Identify all lines of the data containing the string "text" and copy them.
======== The records
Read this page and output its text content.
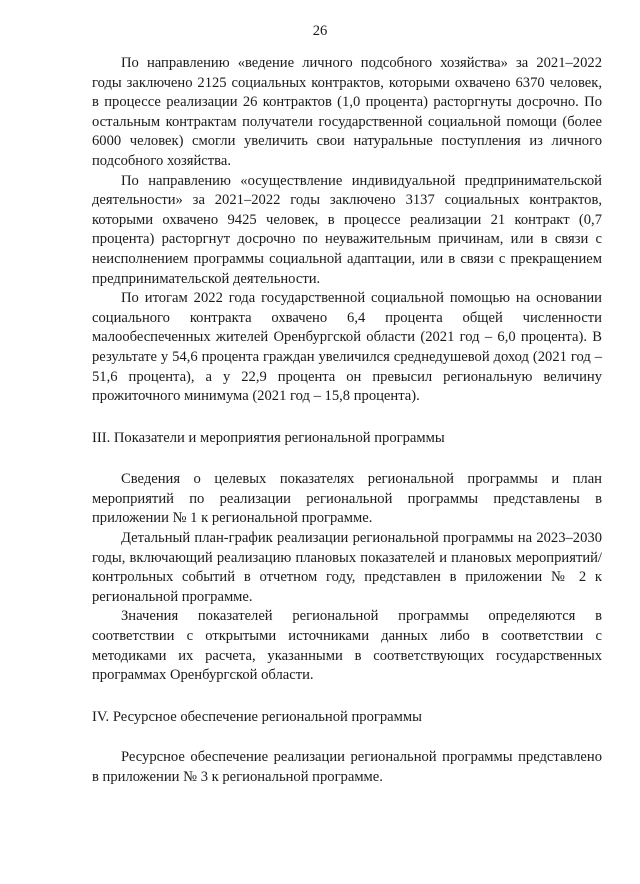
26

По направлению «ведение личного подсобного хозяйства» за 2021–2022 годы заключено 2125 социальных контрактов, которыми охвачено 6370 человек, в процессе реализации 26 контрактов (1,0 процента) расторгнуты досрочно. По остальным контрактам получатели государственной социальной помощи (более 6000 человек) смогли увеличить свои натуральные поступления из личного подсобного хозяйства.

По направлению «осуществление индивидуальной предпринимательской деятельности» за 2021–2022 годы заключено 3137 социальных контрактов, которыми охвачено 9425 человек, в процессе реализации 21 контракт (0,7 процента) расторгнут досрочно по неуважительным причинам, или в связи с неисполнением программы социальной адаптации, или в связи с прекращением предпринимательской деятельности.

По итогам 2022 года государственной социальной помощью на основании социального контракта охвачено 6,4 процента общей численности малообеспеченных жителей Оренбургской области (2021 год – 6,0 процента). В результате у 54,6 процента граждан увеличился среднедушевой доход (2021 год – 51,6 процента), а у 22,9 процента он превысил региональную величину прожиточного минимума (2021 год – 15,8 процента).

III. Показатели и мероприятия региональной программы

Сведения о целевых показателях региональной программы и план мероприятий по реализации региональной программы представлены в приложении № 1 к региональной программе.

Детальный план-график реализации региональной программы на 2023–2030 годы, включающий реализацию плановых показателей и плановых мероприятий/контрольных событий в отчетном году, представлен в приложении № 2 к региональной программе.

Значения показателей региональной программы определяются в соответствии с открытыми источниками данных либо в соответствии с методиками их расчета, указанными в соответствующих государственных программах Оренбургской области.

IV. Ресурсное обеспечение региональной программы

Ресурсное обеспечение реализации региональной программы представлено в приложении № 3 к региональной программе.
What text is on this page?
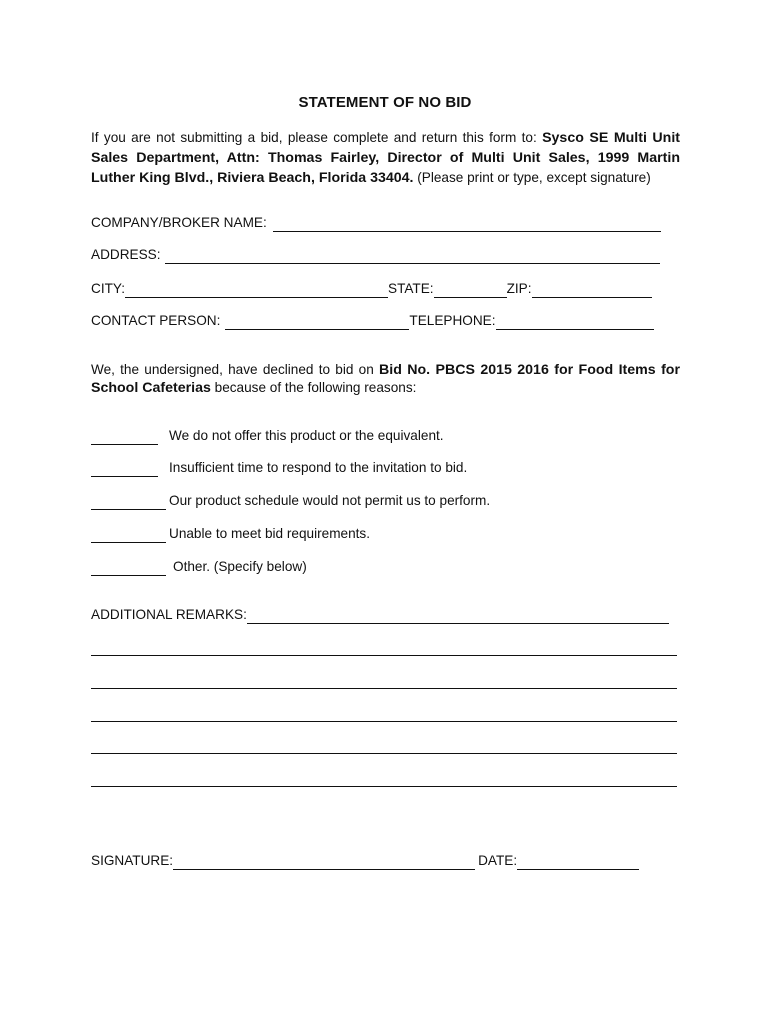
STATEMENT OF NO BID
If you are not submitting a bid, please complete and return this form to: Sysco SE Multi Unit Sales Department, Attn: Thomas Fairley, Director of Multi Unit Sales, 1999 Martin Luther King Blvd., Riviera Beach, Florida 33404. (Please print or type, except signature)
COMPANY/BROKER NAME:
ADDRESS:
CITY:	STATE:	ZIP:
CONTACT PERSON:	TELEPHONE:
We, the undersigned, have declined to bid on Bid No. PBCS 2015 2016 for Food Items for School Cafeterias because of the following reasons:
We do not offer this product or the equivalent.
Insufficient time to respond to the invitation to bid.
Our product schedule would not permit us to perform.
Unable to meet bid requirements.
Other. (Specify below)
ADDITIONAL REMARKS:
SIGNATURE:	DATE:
================
== Expected answer ==
Read this page and output its text content.
What text is on this page?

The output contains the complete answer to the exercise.